Für einen Schulcontainer fertigte Bastee eine Unterwasserwelt an. Sie ist auf den Stirnseiten der Container die Ecken umfließend angebracht. „Dafür habe ich Fotocollagen in Photoshop zusammengebaut, als Vorlage“, so Bastee. Die Vorlage klebte er an eine Wand und sprühte sie auf die Unterlage ab. „Das mache ich aber nur bei Auftragsarbeiten“, erläutert er. Denn der Auftraggeber wolle schließlich etwas sehen, bevor er den Startschuss gibt.
Laagbergstraße 51, Kita „Sternenglanz“

Die Gebäudefront der Kita „Sternenglanz“ mit der Fee und den Pilzen stammt von dem Wolfsburger „OMY“, der sich früher „ANUB“ nannte und schon seit Anfang der Neunziger dabei ist. Auch eine Kabine im VW-Werk, die jetzt aussieht wie ein Zug, geht auf dessen Konto, so Bastee. „OMY“ mache auch Ausstellungen.

Aufgaben
- 1) Entnimm dem Seitentext die Passage zwischen „Laagbergstraße 51, Kita“ und „mache auch Ausstellungen.“, beide einschließlich.
- 2) Fasse den Absatz des Seitentexts, der mit „Die Gebäudefront der Kita“ beginnt, als knappe Stichpunktliste zusammen.
- 3) Woraus hat Bastee laut Seitentext die Vorlage für die Unterwasserwelt gebaut?
Die Einträge stehen in keinem Zusammenhang mit dem Seitentext.

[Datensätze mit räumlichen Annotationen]

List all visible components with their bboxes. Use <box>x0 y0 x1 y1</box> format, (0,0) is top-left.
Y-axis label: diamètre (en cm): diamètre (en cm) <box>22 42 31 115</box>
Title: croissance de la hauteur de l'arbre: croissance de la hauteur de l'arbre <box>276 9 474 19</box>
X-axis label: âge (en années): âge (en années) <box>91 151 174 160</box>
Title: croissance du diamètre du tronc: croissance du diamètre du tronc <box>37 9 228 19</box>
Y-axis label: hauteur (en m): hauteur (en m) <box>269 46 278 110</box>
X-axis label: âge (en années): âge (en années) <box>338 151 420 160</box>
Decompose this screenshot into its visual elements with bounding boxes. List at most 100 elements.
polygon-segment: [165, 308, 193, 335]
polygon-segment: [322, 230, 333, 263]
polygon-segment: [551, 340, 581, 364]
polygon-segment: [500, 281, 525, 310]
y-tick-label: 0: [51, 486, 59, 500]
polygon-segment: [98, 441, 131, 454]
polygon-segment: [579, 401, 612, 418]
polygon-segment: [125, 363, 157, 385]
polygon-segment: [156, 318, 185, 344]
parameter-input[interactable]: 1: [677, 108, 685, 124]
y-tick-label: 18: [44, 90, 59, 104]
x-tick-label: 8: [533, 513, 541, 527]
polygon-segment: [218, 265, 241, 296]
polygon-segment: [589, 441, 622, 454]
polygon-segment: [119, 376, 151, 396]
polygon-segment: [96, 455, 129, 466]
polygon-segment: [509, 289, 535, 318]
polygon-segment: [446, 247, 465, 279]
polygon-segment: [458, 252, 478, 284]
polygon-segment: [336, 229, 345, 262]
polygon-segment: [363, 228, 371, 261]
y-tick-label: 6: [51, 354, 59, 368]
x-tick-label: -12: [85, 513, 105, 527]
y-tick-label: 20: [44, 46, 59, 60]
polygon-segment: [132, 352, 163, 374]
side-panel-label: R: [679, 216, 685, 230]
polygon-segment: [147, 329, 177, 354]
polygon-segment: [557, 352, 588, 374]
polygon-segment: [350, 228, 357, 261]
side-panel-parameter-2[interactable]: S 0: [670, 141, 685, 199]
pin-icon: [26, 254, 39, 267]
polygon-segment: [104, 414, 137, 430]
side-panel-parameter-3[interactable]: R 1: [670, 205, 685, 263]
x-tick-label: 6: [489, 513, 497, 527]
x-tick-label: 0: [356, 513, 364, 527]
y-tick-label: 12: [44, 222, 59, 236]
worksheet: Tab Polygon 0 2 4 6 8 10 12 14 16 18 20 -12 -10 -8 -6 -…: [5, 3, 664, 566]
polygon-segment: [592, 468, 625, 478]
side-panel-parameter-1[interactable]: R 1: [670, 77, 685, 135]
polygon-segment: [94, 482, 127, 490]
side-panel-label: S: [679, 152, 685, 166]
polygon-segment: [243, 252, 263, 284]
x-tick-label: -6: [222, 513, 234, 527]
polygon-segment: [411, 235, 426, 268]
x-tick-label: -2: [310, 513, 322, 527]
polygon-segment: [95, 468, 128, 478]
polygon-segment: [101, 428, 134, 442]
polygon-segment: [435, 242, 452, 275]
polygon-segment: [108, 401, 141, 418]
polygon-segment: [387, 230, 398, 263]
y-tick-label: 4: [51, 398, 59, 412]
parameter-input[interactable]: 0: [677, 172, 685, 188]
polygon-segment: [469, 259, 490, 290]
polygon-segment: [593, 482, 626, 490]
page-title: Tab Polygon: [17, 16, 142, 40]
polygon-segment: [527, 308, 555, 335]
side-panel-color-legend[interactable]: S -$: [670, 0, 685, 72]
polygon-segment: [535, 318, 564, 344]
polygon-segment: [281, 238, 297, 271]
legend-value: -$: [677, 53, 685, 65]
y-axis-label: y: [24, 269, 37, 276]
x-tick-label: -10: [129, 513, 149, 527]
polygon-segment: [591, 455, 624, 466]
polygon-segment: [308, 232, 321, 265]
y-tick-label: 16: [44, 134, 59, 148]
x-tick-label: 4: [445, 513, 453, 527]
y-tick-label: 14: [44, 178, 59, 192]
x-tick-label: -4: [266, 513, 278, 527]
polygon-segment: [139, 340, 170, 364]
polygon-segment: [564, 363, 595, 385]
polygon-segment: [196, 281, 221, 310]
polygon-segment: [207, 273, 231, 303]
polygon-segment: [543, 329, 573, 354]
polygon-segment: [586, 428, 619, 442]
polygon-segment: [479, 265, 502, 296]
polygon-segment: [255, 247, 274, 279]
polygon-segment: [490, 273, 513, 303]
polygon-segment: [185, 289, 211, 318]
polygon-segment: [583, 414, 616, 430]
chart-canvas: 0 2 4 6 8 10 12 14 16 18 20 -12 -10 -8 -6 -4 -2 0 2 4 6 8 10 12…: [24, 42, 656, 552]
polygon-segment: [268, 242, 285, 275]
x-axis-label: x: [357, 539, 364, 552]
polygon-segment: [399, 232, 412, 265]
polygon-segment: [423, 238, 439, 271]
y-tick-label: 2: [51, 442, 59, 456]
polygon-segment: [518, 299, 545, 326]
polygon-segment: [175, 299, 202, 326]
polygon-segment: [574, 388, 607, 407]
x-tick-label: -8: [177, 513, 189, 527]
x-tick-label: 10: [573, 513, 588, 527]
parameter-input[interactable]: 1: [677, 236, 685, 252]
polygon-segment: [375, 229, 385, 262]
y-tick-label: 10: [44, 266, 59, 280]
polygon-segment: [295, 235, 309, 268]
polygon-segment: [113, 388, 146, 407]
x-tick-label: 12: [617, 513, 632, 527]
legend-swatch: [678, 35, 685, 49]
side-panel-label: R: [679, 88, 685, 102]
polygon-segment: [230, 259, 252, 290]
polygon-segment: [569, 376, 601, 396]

Lösungen
- 1)
Laagbergstraße 51, Kita „Sternenglanz“

Die Gebäudefront der Kita „Sternenglanz“ mit der Fee und den Pilzen stammt von dem Wolfsburger „OMY“, der sich früher „ANUB“ nannte und schon seit Anfang der Neunziger dabei ist. Auch eine Kabine im VW-Werk, die jetzt aussieht wie ein Zug, geht auf dessen Konto, so Bastee. „OMY“ mache auch Ausstellungen.

- 2)
- Die Gebäudefront der Kita „Sternenglanz“ mit der Fee und den Pilzen stammt vom Wolfsburger „OMY“.
- „OMY“ nannte sich früher „ANUB“ und ist seit Anfang der Neunziger dabei.
- Laut Bastee geht auch eine Kabine im VW-Werk, die jetzt wie ein Zug aussieht, auf sein Konto.
- „OMY“ macht auch Ausstellungen.

- 3) Aus Fotocollagen, die er in Photoshop zusammengebaut hat.